- YOUR INSTRUCTIONS: Return the data exactly, with all pictures removed.

==== PROVIDED RECORDS

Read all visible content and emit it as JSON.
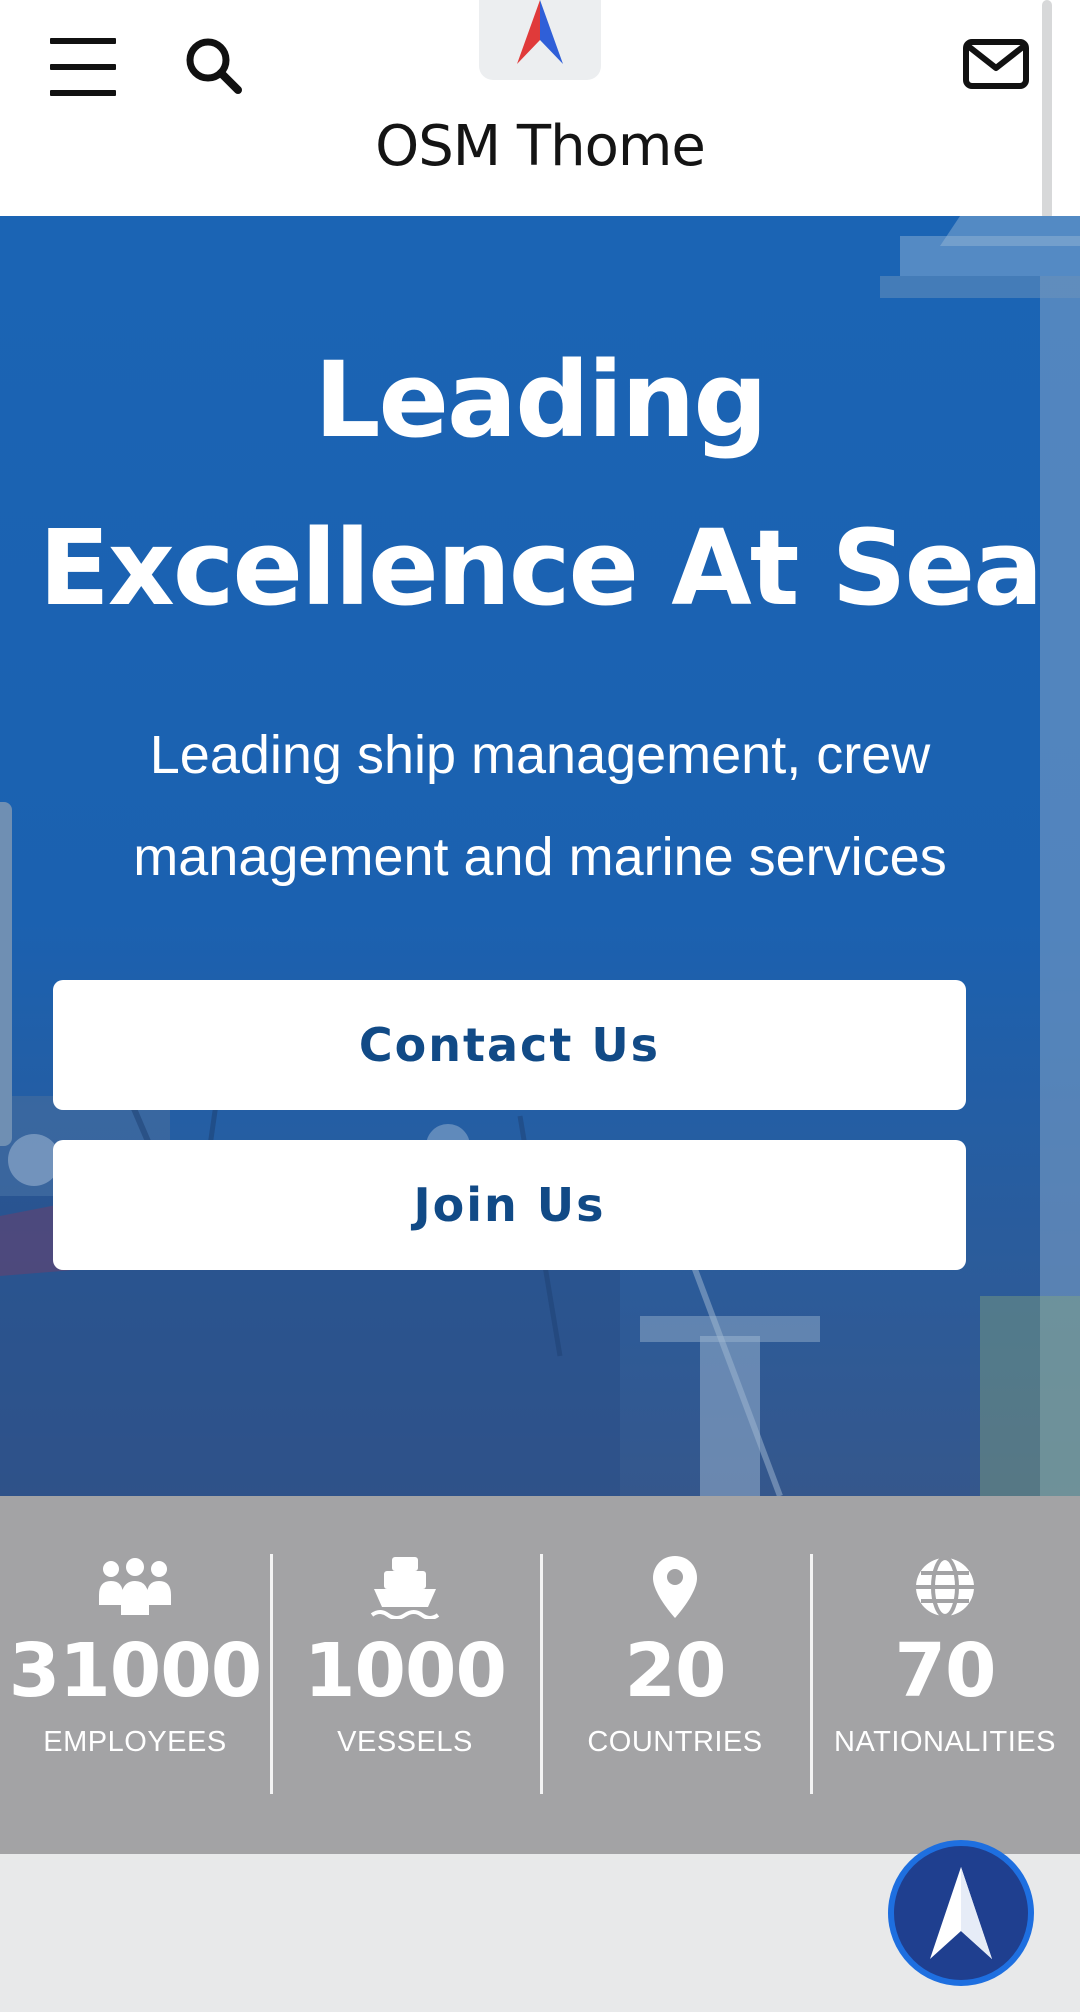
{
  "header": {
    "brand_name": "OSM Thome",
    "menu_icon": "hamburger-menu-icon",
    "search_icon": "search-icon",
    "mail_icon": "mail-icon",
    "logo_icon": "osm-compass-logo"
  },
  "hero": {
    "title_line1": "Leading",
    "title_line2": "Excellence At Sea",
    "subtitle_line1": "Leading ship management, crew",
    "subtitle_line2": "management and marine services",
    "contact_label": "Contact Us",
    "join_label": "Join Us"
  },
  "stats": [
    {
      "icon": "people-icon",
      "value": "31000",
      "label": "EMPLOYEES"
    },
    {
      "icon": "ship-icon",
      "value": "1000",
      "label": "VESSELS"
    },
    {
      "icon": "location-pin-icon",
      "value": "20",
      "label": "COUNTRIES"
    },
    {
      "icon": "globe-icon",
      "value": "70",
      "label": "NATIONALITIES"
    }
  ],
  "colors": {
    "hero_blue": "#1b64b4",
    "button_text": "#114a86",
    "stats_bg": "#a3a3a5",
    "fab_blue": "#1f3f8f",
    "logo_red": "#e03a3a",
    "logo_blue": "#2f5fd8"
  }
}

========

- RESULT OF THIS TASK:
Read all visible content and emit it as JSON.
{
  "header": {
    "brand_name": "OSM Thome",
    "menu_icon": "hamburger-menu-icon",
    "search_icon": "search-icon",
    "mail_icon": "mail-icon",
    "logo_icon": "osm-compass-logo"
  },
  "hero": {
    "title_line1": "Leading",
    "title_line2": "Excellence At Sea",
    "subtitle_line1": "Leading ship management, crew",
    "subtitle_line2": "management and marine services",
    "contact_label": "Contact Us",
    "join_label": "Join Us"
  },
  "stats": [
    {
      "icon": "people-icon",
      "value": "31000",
      "label": "EMPLOYEES"
    },
    {
      "icon": "ship-icon",
      "value": "1000",
      "label": "VESSELS"
    },
    {
      "icon": "location-pin-icon",
      "value": "20",
      "label": "COUNTRIES"
    },
    {
      "icon": "globe-icon",
      "value": "70",
      "label": "NATIONALITIES"
    }
  ],
  "colors": {
    "hero_blue": "#1b64b4",
    "button_text": "#114a86",
    "stats_bg": "#a3a3a5",
    "fab_blue": "#1f3f8f",
    "logo_red": "#e03a3a",
    "logo_blue": "#2f5fd8"
  }
}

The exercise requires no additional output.